- GIVEN TEXT -
## start

We have all had points in our lives where a situation was just to embarrasing, funny, or just so stupid to the point you could have just died or at least felt like it. (Don't go dropping dead now)
So, care to share some stories of such times?

For me, it would have to be a time long ago, back when I had shame. I came to school late and upon walking into the classrom, we had apparently gotten new seats. The teacher was not present at the time and no one would tell me where I sat, for I was the class punching bag, so I had to stand in a corner for 15 minutes. I knew my face was red as I could feel the heat of embarrasment. Dick classmates are dicks. But one thing that was accomplished from that I learned to snap my fingers.
Hmmm..
I've had my periods concerning school. Moments when I just kept thinking, why not give up and stop all this nonsense. I still have those moments, not as strong like the used to be, but they're still there. Usually school is the cause of this, aka exam pressure etc. But sometimes I just seem to fall in a ditch and can't seem to crawl out. Pikachu knows. How beautiful love can be, it can also cause me worries, sorrow, anger and sadness.. Love is complicated stuff.
Hmm... well... it was at the beginning of elementary school. Same as Drake, I was kind of the punching bag. Once a certain bathroom "incident" happened I wanted to die. And yes it's related to me being a punching bag at the time. I wanted to leave the town but even that was scary. So death was the only option and I was thinking about it. Thinking about it until I made friends with a classmate that had that special indifference in him. After we became friends I changed my way of thinking. Why should I die? Make them die instead. And so my fighting life began. OK at this point I realized I wrote over 50 lines about my fighting life. Deleted...
When ever you screw up big time or when you are laughing very hard.
Tensa said:
...Same as Drake, I was kind of the punching bag...
Okay, I know me and Drakeo have the same character avatar, but I'm Black Rock Shooter. T_T
Black_Rock_Shooter said:
Okay, I know me and Drakeo have the same character avatar, but I'm Black Rock Shooter. T_T
O-Oh ..... then who's Drak--- .... oh .... Drakeo is Drakeo ... sorry Metal Freak TwT
This was around the time I started practicing my swordsmanship.
My friend had LARP stuff and I said "Bet I can kick you ass!". So we fought.
I lost 20 times. I felt like killing someone.
I think it was my sixth birthday party, someone had put their cupcake on the bench at McDonalds, and I sat on it. Looking back on it, it was a waste of a good cupcake. Shame.

Then in high school, at Recruit Training(like boot camp, but for a high school program I was in) we all had to sit at tables with our companies, but there wasn't enough room for me, so they had me sit at another companies table. After that, we had to go sit with our companies on nearby bleachers, but I got confused and sat with the same people that I had sat with before. When they took role, one company was missing one person, and one company had one extra. That was me. After that, I was put in charge of keeping count of people in my company as punishment.
When I was in middle school several teachers would make misbehaving children sit next to me as a punishment. That was rather mortifying.

## end

- OBJECTIVE A -
Copy the listing below line for line, from the line with "Give bounding boxes" to the line with "left-column-text-2 <box>164 1516", including both of those lines.

- RECORDS FOR THE TASK -
## start

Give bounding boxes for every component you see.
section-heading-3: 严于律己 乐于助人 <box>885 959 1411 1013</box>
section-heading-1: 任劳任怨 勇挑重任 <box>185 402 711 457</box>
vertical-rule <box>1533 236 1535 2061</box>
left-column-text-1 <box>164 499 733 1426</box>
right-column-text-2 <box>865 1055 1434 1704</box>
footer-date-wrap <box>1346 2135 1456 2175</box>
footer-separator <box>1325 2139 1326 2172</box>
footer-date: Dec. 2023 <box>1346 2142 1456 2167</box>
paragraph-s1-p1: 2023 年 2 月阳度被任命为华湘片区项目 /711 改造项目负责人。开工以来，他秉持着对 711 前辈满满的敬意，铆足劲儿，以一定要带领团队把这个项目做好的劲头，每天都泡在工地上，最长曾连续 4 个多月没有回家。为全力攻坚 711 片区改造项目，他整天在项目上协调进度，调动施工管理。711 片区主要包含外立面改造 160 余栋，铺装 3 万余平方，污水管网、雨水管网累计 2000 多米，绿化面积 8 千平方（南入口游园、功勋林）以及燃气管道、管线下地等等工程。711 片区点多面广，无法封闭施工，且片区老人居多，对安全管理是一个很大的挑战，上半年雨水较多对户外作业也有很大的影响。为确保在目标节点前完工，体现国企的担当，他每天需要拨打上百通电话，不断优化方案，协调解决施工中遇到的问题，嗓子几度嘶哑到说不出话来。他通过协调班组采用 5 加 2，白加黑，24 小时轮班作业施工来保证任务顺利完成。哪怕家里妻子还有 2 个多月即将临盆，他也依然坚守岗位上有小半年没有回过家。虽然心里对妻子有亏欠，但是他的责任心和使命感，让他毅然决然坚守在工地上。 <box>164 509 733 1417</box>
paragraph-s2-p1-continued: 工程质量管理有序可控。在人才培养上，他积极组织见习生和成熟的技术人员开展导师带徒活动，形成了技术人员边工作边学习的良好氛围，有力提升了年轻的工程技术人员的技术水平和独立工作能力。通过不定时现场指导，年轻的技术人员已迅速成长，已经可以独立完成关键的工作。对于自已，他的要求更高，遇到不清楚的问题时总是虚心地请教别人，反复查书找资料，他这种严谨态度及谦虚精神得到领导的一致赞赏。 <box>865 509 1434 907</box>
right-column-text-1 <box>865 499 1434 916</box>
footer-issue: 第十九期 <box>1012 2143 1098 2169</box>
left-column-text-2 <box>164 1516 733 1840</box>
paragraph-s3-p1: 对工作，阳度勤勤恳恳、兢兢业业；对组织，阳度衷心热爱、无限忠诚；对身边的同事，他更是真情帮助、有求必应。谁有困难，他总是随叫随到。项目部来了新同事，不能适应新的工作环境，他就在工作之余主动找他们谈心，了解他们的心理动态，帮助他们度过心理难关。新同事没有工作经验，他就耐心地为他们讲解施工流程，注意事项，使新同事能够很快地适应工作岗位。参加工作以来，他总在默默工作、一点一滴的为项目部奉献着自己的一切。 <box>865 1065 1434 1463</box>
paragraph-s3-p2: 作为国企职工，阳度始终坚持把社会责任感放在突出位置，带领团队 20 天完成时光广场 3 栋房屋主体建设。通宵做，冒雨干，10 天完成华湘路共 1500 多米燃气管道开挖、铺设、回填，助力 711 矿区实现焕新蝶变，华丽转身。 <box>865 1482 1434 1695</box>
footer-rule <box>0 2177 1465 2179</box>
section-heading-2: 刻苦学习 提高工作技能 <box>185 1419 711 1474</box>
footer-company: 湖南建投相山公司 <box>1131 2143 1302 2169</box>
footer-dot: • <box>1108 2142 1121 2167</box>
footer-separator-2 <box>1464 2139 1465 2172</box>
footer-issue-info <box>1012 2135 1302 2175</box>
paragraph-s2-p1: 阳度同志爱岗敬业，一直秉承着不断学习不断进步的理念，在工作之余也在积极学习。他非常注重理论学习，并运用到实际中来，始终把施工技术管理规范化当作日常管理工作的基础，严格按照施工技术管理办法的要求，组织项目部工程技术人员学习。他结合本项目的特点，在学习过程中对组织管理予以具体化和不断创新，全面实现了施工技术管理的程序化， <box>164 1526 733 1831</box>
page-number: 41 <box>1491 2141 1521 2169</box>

## end
## start

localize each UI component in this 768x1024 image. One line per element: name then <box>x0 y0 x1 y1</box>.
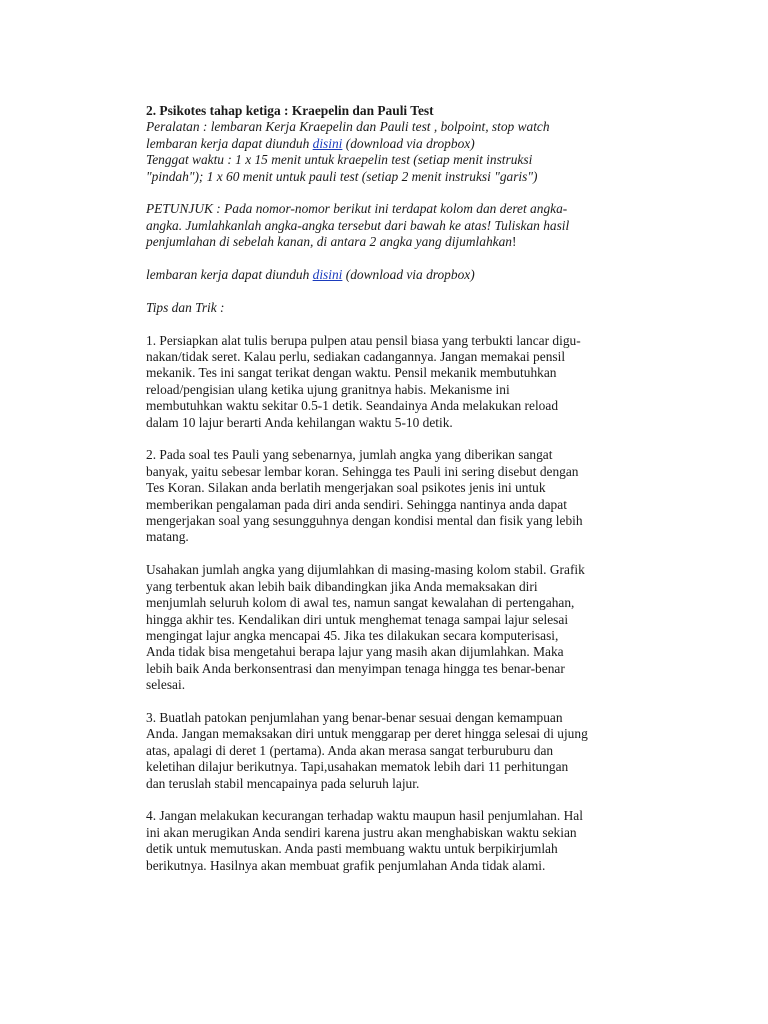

## end

- OBJECTIVE B -
Write the next part of the forum thread about embarrassing moments, starting after its last post.

- WRITTEN ANSWER A -
Give bounding boxes for every component you see.
section-heading-3: 严于律己 乐于助人 <box>885 959 1411 1013</box>
section-heading-1: 任劳任怨 勇挑重任 <box>185 402 711 457</box>
vertical-rule <box>1533 236 1535 2061</box>
left-column-text-1 <box>164 499 733 1426</box>
right-column-text-2 <box>865 1055 1434 1704</box>
footer-date-wrap <box>1346 2135 1456 2175</box>
footer-separator <box>1325 2139 1326 2172</box>
footer-date: Dec. 2023 <box>1346 2142 1456 2167</box>
paragraph-s1-p1: 2023 年 2 月阳度被任命为华湘片区项目 /711 改造项目负责人。开工以来，他秉持着对 711 前辈满满的敬意，铆足劲儿，以一定要带领团队把这个项目做好的劲头，每天都泡在工地上，最长曾连续 4 个多月没有回家。为全力攻坚 711 片区改造项目，他整天在项目上协调进度，调动施工管理。711 片区主要包含外立面改造 160 余栋，铺装 3 万余平方，污水管网、雨水管网累计 2000 多米，绿化面积 8 千平方（南入口游园、功勋林）以及燃气管道、管线下地等等工程。711 片区点多面广，无法封闭施工，且片区老人居多，对安全管理是一个很大的挑战，上半年雨水较多对户外作业也有很大的影响。为确保在目标节点前完工，体现国企的担当，他每天需要拨打上百通电话，不断优化方案，协调解决施工中遇到的问题，嗓子几度嘶哑到说不出话来。他通过协调班组采用 5 加 2，白加黑，24 小时轮班作业施工来保证任务顺利完成。哪怕家里妻子还有 2 个多月即将临盆，他也依然坚守岗位上有小半年没有回过家。虽然心里对妻子有亏欠，但是他的责任心和使命感，让他毅然决然坚守在工地上。 <box>164 509 733 1417</box>
paragraph-s2-p1-continued: 工程质量管理有序可控。在人才培养上，他积极组织见习生和成熟的技术人员开展导师带徒活动，形成了技术人员边工作边学习的良好氛围，有力提升了年轻的工程技术人员的技术水平和独立工作能力。通过不定时现场指导，年轻的技术人员已迅速成长，已经可以独立完成关键的工作。对于自已，他的要求更高，遇到不清楚的问题时总是虚心地请教别人，反复查书找资料，他这种严谨态度及谦虚精神得到领导的一致赞赏。 <box>865 509 1434 907</box>
right-column-text-1 <box>865 499 1434 916</box>
footer-issue: 第十九期 <box>1012 2143 1098 2169</box>
left-column-text-2 <box>164 1516 733 1840</box>

- WRITTEN ANSWER B -
I wonder if that's one of the reasons why I feel uncomfortable when I'm alone with someone else...
I don't think I've had any of those moments. When I was younger I was always so hyper and happy nothing put me down. I remember being sent to a corner and I made friends with the wall. Now I'm so mellow that nothing really affects me.
Wait, I can't really tell if this really happened or not (might of been a realistic dream. only reason I'm suspicious is because I never heard of it again) One day, in between when I was hyper to mellow, when I got my grade from a teacher it was really bad and I just started crying in the middle of class (not sure why, didn't particularly care about my grades cause the work was so easy it didn't interest me to actually do it. I think it was because I was worried about a punishment at home) and I couldn't seem to stop myself. And this was in 7th grade (I think) It was just so out of character for me then and I never heard rumors about it which Is why I wonder if it was a dream.
From the kindergarten till middle school my life s*cks. I got treated like crap. All I wanna do was hiding somewhere and cut myself from the world outside. One day a girl hugged me and whispered in my ear:" I show you how to live". After that I followed her blindly. She was so strong and I want to be like her. After some time passed I got into my new life as someone else, someone stronger. I helped others who where like me and I started to give a sh*t on grades I just want to live and help. I was so happy back then, it was about my 15th age. She and I where like sister(She knows that I want to be a girl *-*). We where a dream Team in everything we started and I got my lifewill back.
I´m 18 now and I find my own way to keep things on status quo.
The way to solve things may change, but the reason why I do this is still the same.
For some reason, when I read Kojus I felt like I was reading a summary for an anime.
JJK said:
For some reason, when I read Kojus I felt like I was reading a summary for an anime.
mhm kinda cool. Then my life was even better ^^
Koju said:
-snip-
"I'll follow you through blind eyes to a world where I can see us pushing on into the light."
That seem about right?

Very interesting story you had there, a little heart warming for me.
in all honesty 99% of my social interactions, leave me with such a feeling
Haha...then I won't even start.
Koju said:
From the kindergarten till middle school my life s*cks. I got treated like crap. All I wanna do was hiding somewhere and cut myself from the world outside. One day a girl hugged me and whispered in my ear:" I show you how to live". After that I followed her blindly. She was so strong and I want to be like her. After some time passed I got into my new life as someone else, someone stronger. I helped others who where like me and I started to give a sh*t on grades I just want to live and help. I was so happy back then, it was about my 15th age. She and I where like sister(She knows that I want to be a girl *-*). We where a dream Team in everything we started and I got my lifewill back.
I´m 18 now and I find my own way to keep things on status quo.
The way to solve things may change, but the reason why I do this is still the same.
JJK said:
For some reason, when I read Kojus I felt like I was reading a summary for an anime.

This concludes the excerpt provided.